start

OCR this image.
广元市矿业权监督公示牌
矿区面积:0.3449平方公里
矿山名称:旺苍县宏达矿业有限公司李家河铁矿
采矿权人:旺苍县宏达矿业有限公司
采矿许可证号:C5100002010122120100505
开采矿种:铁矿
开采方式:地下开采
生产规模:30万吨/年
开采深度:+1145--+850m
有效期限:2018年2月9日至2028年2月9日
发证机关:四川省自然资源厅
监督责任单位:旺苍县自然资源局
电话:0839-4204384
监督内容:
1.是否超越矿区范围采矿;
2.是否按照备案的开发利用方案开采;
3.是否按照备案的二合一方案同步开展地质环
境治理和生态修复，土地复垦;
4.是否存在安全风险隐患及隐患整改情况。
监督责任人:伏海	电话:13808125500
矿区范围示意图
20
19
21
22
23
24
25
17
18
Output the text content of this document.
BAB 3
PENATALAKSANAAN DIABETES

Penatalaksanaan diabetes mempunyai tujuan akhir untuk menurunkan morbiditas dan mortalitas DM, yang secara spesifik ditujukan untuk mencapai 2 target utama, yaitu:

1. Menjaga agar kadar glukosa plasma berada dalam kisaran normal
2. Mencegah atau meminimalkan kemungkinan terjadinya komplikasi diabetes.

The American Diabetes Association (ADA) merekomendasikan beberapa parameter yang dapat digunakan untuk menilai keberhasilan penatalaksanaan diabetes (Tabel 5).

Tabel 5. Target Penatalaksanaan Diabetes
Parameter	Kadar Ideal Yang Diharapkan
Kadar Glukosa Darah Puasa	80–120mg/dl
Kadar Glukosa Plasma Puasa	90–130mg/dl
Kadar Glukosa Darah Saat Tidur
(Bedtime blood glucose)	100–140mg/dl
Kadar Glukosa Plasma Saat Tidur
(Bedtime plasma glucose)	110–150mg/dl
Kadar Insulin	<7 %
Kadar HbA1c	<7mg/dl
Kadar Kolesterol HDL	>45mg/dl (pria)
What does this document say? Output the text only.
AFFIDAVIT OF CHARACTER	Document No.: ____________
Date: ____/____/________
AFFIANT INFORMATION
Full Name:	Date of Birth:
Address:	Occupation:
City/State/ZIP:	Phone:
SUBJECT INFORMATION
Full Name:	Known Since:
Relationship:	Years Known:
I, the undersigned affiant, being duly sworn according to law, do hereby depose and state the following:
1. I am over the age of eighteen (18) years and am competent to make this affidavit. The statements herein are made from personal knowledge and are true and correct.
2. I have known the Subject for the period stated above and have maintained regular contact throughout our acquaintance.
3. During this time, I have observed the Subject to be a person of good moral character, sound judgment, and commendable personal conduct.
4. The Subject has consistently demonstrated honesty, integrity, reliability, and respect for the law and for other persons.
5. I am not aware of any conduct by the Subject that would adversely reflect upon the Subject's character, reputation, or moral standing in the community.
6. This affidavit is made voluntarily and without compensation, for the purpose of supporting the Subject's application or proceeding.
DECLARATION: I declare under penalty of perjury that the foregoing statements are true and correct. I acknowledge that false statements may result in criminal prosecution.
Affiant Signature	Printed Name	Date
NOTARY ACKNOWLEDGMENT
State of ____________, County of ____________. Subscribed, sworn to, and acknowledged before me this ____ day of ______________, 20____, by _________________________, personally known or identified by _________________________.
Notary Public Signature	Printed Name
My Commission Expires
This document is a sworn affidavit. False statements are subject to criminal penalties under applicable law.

end

## The problem
Reproduce each record exactly as it appears.

## Full response
OCR this image.
广元市矿业权监督公示牌
矿区面积:0.3449平方公里
矿山名称:旺苍县宏达矿业有限公司李家河铁矿
采矿权人:旺苍县宏达矿业有限公司
采矿许可证号:C5100002010122120100505
开采矿种:铁矿
开采方式:地下开采
生产规模:30万吨/年
开采深度:+1145--+850m
有效期限:2018年2月9日至2028年2月9日
发证机关:四川省自然资源厅
监督责任单位:旺苍县自然资源局
电话:0839-4204384
监督内容:
1.是否超越矿区范围采矿;
2.是否按照备案的开发利用方案开采;
3.是否按照备案的二合一方案同步开展地质环
境治理和生态修复，土地复垦;
4.是否存在安全风险隐患及隐患整改情况。
监督责任人:伏海	电话:13808125500
矿区范围示意图
20
19
21
22
23
24
25
17
18
Output the text content of this document.
BAB 3
PENATALAKSANAAN DIABETES

Penatalaksanaan diabetes mempunyai tujuan akhir untuk menurunkan morbiditas dan mortalitas DM, yang secara spesifik ditujukan untuk mencapai 2 target utama, yaitu:

1. Menjaga agar kadar glukosa plasma berada dalam kisaran normal
2. Mencegah atau meminimalkan kemungkinan terjadinya komplikasi diabetes.

The American Diabetes Association (ADA) merekomendasikan beberapa parameter yang dapat digunakan untuk menilai keberhasilan penatalaksanaan diabetes (Tabel 5).

Tabel 5. Target Penatalaksanaan Diabetes
Parameter	Kadar Ideal Yang Diharapkan
Kadar Glukosa Darah Puasa	80–120mg/dl
Kadar Glukosa Plasma Puasa	90–130mg/dl
Kadar Glukosa Darah Saat Tidur
(Bedtime blood glucose)	100–140mg/dl
Kadar Glukosa Plasma Saat Tidur
(Bedtime plasma glucose)	110–150mg/dl
Kadar Insulin	<7 %
Kadar HbA1c	<7mg/dl
Kadar Kolesterol HDL	>45mg/dl (pria)
What does this document say? Output the text only.
AFFIDAVIT OF CHARACTER	Document No.: ____________
Date: ____/____/________
AFFIANT INFORMATION
Full Name:	Date of Birth:
Address:	Occupation:
City/State/ZIP:	Phone:
SUBJECT INFORMATION
Full Name:	Known Since:
Relationship:	Years Known:
I, the undersigned affiant, being duly sworn according to law, do hereby depose and state the following:
1. I am over the age of eighteen (18) years and am competent to make this affidavit. The statements herein are made from personal knowledge and are true and correct.
2. I have known the Subject for the period stated above and have maintained regular contact throughout our acquaintance.
3. During this time, I have observed the Subject to be a person of good moral character, sound judgment, and commendable personal conduct.
4. The Subject has consistently demonstrated honesty, integrity, reliability, and respect for the law and for other persons.
5. I am not aware of any conduct by the Subject that would adversely reflect upon the Subject's character, reputation, or moral standing in the community.
6. This affidavit is made voluntarily and without compensation, for the purpose of supporting the Subject's application or proceeding.
DECLARATION: I declare under penalty of perjury that the foregoing statements are true and correct. I acknowledge that false statements may result in criminal prosecution.
Affiant Signature	Printed Name	Date
NOTARY ACKNOWLEDGMENT
State of ____________, County of ____________. Subscribed, sworn to, and acknowledged before me this ____ day of ______________, 20____, by _________________________, personally known or identified by _________________________.
Notary Public Signature	Printed Name
My Commission Expires
This document is a sworn affidavit. False statements are subject to criminal penalties under applicable law.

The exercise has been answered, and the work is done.